◆ **Page text**
■ ■ ■ ■ ■ ■ ■

Friday, May 25, 2012

A Perfect Moment

While in the midst of attending these classes, I approached my friend who has been a long-time foster parent. She had a little boy, who was roughly three months old. I knew this from attending church and being a member of the 'baby snatchers' family. You see when this foster family has a new baby, our family offers to take the baby so that they can enjoy church. ;) This gives us the time to get our 'baby fix' since at this time there were few grand-babies and not enough to go around. Sorry, followed the rabbit trail. I had approached her since we had taken a class or two I felt like we were 'nearly certified' and offered to babysit him for them, if they needed help. She told me that she would keep that in mind.
A few weeks later she took me up on that offer, and I brought home a baby boy for the afternoon. We cuddled him, snuggled him, fed him (probably too much), and LOVED on him. It was an afternoon that I will remember forever. At one point he got fussy, probably because I was all up in his face with a bottle, and my husband took him. He held him in the crook of his arm and they 'played video games' together. The baby was content, like he belonged there.


Saturday, May 19, 2012

The Classes to Talk You Out of This

Roughly two months after our initial meeting we were sitting in a classroom for our first class. We were fortunate enough to get in on weekend classes, when DHS was still offering them. These classes ran three hours on Friday, eight hours on Saturday, and eight hours on Sunday. They were carried out for two consecutive weekends. On the first day of our class we were asked to state our names, birth order, and what our end-goal was for taking these classes. You see, our instructor believed in (and so do I) the fact that your rank in your family, or your birth-order, helps shape who you are as an adult. She also wanted to get a feel for our class, what we hoped to get out of this. There were really four options as far as goals go, Foster, Foster-Adopt, Adopt, or Relative Care. My husband and I were half-way around the room, and really didn't know if we were there to adopt or foster-adopt, we had kicked both options around, but hadn't come to a conclusion. By the time that she made it to us, we had decided, Foster-Adopt.
She also shared a lot of her history. Our instructor was a former-foster child, she had a degree in psychology, and was also an adoptive mother. If you ask me, she is a rare person to have in Child-Welfare, but the perfect person to be there. She shared her own story of abuse, healing, and parenting. She was able to use her own life as an example of what foster kids endure. I won't go into details, as I don't have her permission, but to say my heart was broken for her and these children would be an understatement.

■ ■ ■ ■ ■ ■ ■

◆ **Prompt 1**
From the foster parenting blog, retype the passage that begins at the words "A few weeks" and stops after "he belonged there.".
◆ **Prompt 2**
Write what comes next in the foster parenting blog, picking up after its final sentence.

Data entries:
■ ■ ■ ■ ■ ■ ■

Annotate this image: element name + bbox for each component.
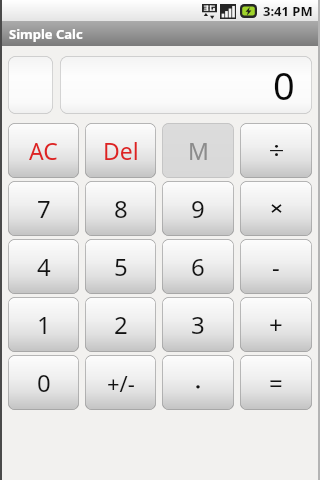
button[interactable] <box>240 181 312 236</box>
button[interactable]: 4 <box>8 239 79 294</box>
button[interactable]: Del <box>85 123 156 178</box>
button[interactable]: M <box>162 123 234 178</box>
button[interactable]: 7 <box>8 181 79 236</box>
button[interactable]: +/- <box>85 355 156 410</box>
staticText: 2 <box>114 308 128 341</box>
staticText: AC <box>29 135 58 166</box>
staticText: 6 <box>191 250 205 283</box>
button[interactable]: 1 <box>8 297 79 352</box>
staticText: - <box>272 250 280 283</box>
button[interactable]: AC <box>8 123 79 178</box>
staticText: Simple Calc <box>9 25 83 43</box>
staticText: = <box>269 366 283 399</box>
staticText: 5 <box>114 250 128 283</box>
staticText: 0 <box>37 366 51 399</box>
button[interactable]: - <box>240 239 312 294</box>
button[interactable]: + <box>240 297 312 352</box>
staticText: 9 <box>191 192 205 225</box>
button[interactable]: 9 <box>162 181 234 236</box>
staticText: 1 <box>37 308 51 341</box>
button[interactable]: 2 <box>85 297 156 352</box>
staticText: + <box>269 308 283 341</box>
staticText: +/- <box>107 368 135 398</box>
staticText: M <box>188 135 209 166</box>
staticText: 0 <box>273 59 295 111</box>
button[interactable]: 5 <box>85 239 156 294</box>
staticText: 4 <box>37 250 51 283</box>
button[interactable] <box>162 355 234 410</box>
staticText: 7 <box>37 192 51 225</box>
other: Battery charging <box>240 4 257 18</box>
button[interactable] <box>240 123 312 178</box>
button[interactable]: 3 <box>162 297 234 352</box>
button[interactable]: 0 <box>8 355 79 410</box>
other: 3G network <box>202 4 217 19</box>
staticText: 3:41 PM <box>263 2 313 20</box>
button[interactable]: = <box>240 355 312 410</box>
staticText: 3 <box>191 308 205 341</box>
other: Signal strength <box>220 4 236 19</box>
button[interactable]: 8 <box>85 181 156 236</box>
button[interactable]: 6 <box>162 239 234 294</box>
staticText: Del <box>103 135 139 166</box>
staticText: 8 <box>114 192 128 225</box>
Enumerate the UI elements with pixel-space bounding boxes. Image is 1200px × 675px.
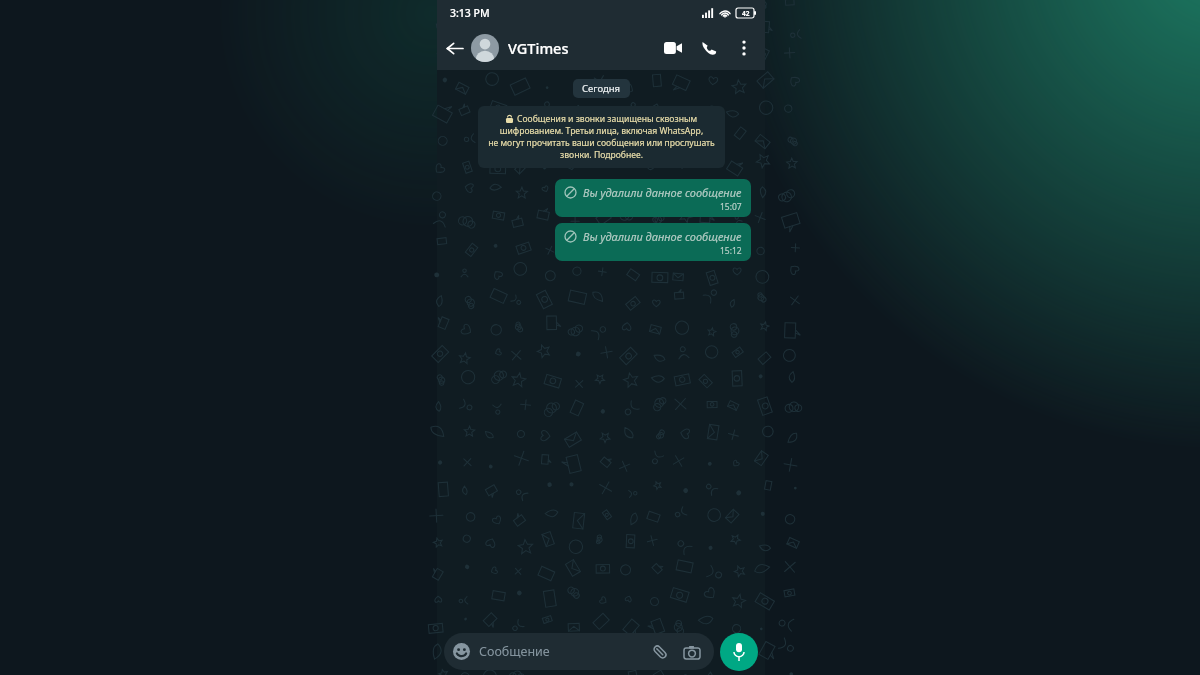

■ ■ ■ ■ ■ ■ ■

◆ **Written reply 1**
A few weeks later she took me up on that offer, and I brought home a baby boy for the afternoon. We cuddled him, snuggled him, fed him (probably too much), and LOVED on him. It was an afternoon that I will remember forever. At one point he got fussy, probably because I was all up in his face with a bottle, and my husband took him. He held him in the crook of his arm and they 'played video games' together. The baby was content, like he belonged there.

◆ **Written reply 2**
These classes, essentially prepared us for "worse-case scenarios". They covered physical, sexual, and emotional abuse. They also covered neglect, which is hard to identify on its own, but is just as damaging. The classes themselves seemed to be designed to prepare you for horrible things to see, hear, and experience through these kids. In the end we weren't scared off, we wanted to fight for these kids. 

Sunday, May 13, 2012

Mother's Day

We all know it, Mother's Day is a cliche "Greeting Card Holiday" but when you are infertile, it is so much more. You wake knowing that today is the day that others celebrate what you can't have. You go to church and watch ALL the mothers being called forward, and cry inwardly because very few know your story. Then you spend the rest of the day either trying to forget its Mother's Day by doing something fun (which really is impossible as strangers from the waitress at the restaurant to the girl at the perfume counter all ask remind you), or in the fetal position on your bed sobbing. I have done both, neither really works.
Now I am a Mom, and honestly other than the presents (public THANK YOU for the Pioneer Woman Cookbook to my son), today will go on like any other day. I woke up, made my coffee, and set out my son's breakfast. I took him potty, helped him take his nighttime pull-up off, and assisted him in washing his hands. I selected today's wardrobe, dressed him, and brushed his hair. Later I will cook, do dishes, and HOPEFULLY weed what will be my flower beds. The only difference for me is that today I will remember why I do these things.
Today I will remind myself that as little as three years ago, I cried because I couldn't do them. As you know, I don't claim perfection, I am a wreck. So often I forget why I do these things. I admittedly sleep in too late, spend too much time on facebook, and really despise working in my yard, but today I chose to celebrate my son. Really, isn't that what being a Mother is all about?


Friday, May 4, 2012

Sometimes Commercials Make Me Cry

So today, I was babysitting a friends three miracles along with my own son. See all four children are blessings to our families through adoption, and while I was sitting with the kids in the living room a *Pampers* commercial came on. Maybe you have seen this commercial, it is roughly a full minute in length and talks about babies as miracles. There are no spoken words, just written statements, but the impact was so great that I started to weep. For me, my son is a blessing that far outweighs the value of oil in the Middle East or diamonds in Africa. Do I remember this when he is having a temper tantrum in a department store and I have to carry him out SCREAMING and KICKING? I would lie if I claim to have walked out with a smile on my face announcing to the world, "THIS IS MY BLESSING!" I get frustrated, I sometimes raise my voice, and occasionally do or say something that I later regret (and have to apologize to him for). I am human. Tonight, I at 7:30pm I had a rare opportunity. It was roughly a half hour before bedtime and instead of jumping on facebook, I decided to snuggle my boy. We read five books, laid on his twin bed together, and bonded. This is my miracle. I know this to be true, and I need to take more time to be with him. I am posting about this commercial so that you can cry with me. I hope that it reminds you the next time you see that mom, (maybe its me) leaving a department store with a screaming toddler, to appreciate the miracle...but don't tell her that in the moment. Or that it will remind you to hug your children tighter, and appreciate their breaths. They are miraculous.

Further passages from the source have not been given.